Dataset excerpts
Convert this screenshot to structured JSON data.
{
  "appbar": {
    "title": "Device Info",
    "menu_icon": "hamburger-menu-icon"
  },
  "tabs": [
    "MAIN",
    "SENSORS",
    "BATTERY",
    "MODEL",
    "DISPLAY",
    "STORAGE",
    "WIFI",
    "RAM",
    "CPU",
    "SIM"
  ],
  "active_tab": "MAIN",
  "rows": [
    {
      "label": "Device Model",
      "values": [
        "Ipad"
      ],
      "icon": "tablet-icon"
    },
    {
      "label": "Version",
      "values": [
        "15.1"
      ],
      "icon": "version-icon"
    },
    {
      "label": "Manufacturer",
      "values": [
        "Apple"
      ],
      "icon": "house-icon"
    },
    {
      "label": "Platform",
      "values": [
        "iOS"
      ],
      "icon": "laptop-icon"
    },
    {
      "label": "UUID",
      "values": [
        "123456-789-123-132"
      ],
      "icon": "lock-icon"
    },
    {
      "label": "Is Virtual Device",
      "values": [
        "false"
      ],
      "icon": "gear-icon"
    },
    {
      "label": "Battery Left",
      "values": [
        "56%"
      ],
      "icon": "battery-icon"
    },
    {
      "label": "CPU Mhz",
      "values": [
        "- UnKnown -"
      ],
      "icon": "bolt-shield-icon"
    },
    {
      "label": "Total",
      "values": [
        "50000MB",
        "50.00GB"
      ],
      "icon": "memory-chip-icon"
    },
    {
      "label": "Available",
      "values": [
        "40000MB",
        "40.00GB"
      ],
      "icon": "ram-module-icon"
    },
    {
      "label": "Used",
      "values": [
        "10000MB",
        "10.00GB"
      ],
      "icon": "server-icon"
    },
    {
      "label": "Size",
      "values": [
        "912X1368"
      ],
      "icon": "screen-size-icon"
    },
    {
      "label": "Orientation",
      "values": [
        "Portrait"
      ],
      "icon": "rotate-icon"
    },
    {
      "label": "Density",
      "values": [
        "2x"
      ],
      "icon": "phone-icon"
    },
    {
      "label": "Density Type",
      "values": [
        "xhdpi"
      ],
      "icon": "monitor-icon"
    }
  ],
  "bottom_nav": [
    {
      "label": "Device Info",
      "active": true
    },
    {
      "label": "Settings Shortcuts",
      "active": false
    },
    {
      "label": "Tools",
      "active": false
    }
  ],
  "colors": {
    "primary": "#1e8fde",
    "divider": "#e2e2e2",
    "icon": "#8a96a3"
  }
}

* _AIM_
Extract the entries above verbatim.

* _SOLUTION TO THIS TASK_
Convert this screenshot to structured JSON data.
{
  "appbar": {
    "title": "Device Info",
    "menu_icon": "hamburger-menu-icon"
  },
  "tabs": [
    "MAIN",
    "SENSORS",
    "BATTERY",
    "MODEL",
    "DISPLAY",
    "STORAGE",
    "WIFI",
    "RAM",
    "CPU",
    "SIM"
  ],
  "active_tab": "MAIN",
  "rows": [
    {
      "label": "Device Model",
      "values": [
        "Ipad"
      ],
      "icon": "tablet-icon"
    },
    {
      "label": "Version",
      "values": [
        "15.1"
      ],
      "icon": "version-icon"
    },
    {
      "label": "Manufacturer",
      "values": [
        "Apple"
      ],
      "icon": "house-icon"
    },
    {
      "label": "Platform",
      "values": [
        "iOS"
      ],
      "icon": "laptop-icon"
    },
    {
      "label": "UUID",
      "values": [
        "123456-789-123-132"
      ],
      "icon": "lock-icon"
    },
    {
      "label": "Is Virtual Device",
      "values": [
        "false"
      ],
      "icon": "gear-icon"
    },
    {
      "label": "Battery Left",
      "values": [
        "56%"
      ],
      "icon": "battery-icon"
    },
    {
      "label": "CPU Mhz",
      "values": [
        "- UnKnown -"
      ],
      "icon": "bolt-shield-icon"
    },
    {
      "label": "Total",
      "values": [
        "50000MB",
        "50.00GB"
      ],
      "icon": "memory-chip-icon"
    },
    {
      "label": "Available",
      "values": [
        "40000MB",
        "40.00GB"
      ],
      "icon": "ram-module-icon"
    },
    {
      "label": "Used",
      "values": [
        "10000MB",
        "10.00GB"
      ],
      "icon": "server-icon"
    },
    {
      "label": "Size",
      "values": [
        "912X1368"
      ],
      "icon": "screen-size-icon"
    },
    {
      "label": "Orientation",
      "values": [
        "Portrait"
      ],
      "icon": "rotate-icon"
    },
    {
      "label": "Density",
      "values": [
        "2x"
      ],
      "icon": "phone-icon"
    },
    {
      "label": "Density Type",
      "values": [
        "xhdpi"
      ],
      "icon": "monitor-icon"
    }
  ],
  "bottom_nav": [
    {
      "label": "Device Info",
      "active": true
    },
    {
      "label": "Settings Shortcuts",
      "active": false
    },
    {
      "label": "Tools",
      "active": false
    }
  ],
  "colors": {
    "primary": "#1e8fde",
    "divider": "#e2e2e2",
    "icon": "#8a96a3"
  }
}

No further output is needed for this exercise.